### [THE TASK]
Reproduce the whole listing below exactly.

### [DATA PROVIDED]
++++

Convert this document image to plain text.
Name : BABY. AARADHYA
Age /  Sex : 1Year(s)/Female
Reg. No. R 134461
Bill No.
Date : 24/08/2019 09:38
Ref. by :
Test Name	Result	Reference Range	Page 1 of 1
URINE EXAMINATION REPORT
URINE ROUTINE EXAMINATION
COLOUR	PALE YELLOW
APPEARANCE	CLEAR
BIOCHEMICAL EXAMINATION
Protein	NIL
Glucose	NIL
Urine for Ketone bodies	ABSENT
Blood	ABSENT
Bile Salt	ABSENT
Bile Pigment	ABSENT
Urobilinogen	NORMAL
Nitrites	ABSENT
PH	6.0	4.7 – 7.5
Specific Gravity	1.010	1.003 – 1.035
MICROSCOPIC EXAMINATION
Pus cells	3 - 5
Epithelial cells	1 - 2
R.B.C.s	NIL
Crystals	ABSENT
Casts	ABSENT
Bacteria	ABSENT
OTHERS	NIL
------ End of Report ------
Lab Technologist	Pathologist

++++

### [SOLUTION FOR THIS TASK]
Convert this document image to plain text.
Name : BABY. AARADHYA
Age /  Sex : 1Year(s)/Female
Reg. No. R 134461
Bill No.
Date : 24/08/2019 09:38
Ref. by :
Test Name	Result	Reference Range	Page 1 of 1
URINE EXAMINATION REPORT
URINE ROUTINE EXAMINATION
COLOUR	PALE YELLOW
APPEARANCE	CLEAR
BIOCHEMICAL EXAMINATION
Protein	NIL
Glucose	NIL
Urine for Ketone bodies	ABSENT
Blood	ABSENT
Bile Salt	ABSENT
Bile Pigment	ABSENT
Urobilinogen	NORMAL
Nitrites	ABSENT
PH	6.0	4.7 – 7.5
Specific Gravity	1.010	1.003 – 1.035
MICROSCOPIC EXAMINATION
Pus cells	3 - 5
Epithelial cells	1 - 2
R.B.C.s	NIL
Crystals	ABSENT
Casts	ABSENT
Bacteria	ABSENT
OTHERS	NIL
------ End of Report ------
Lab Technologist	Pathologist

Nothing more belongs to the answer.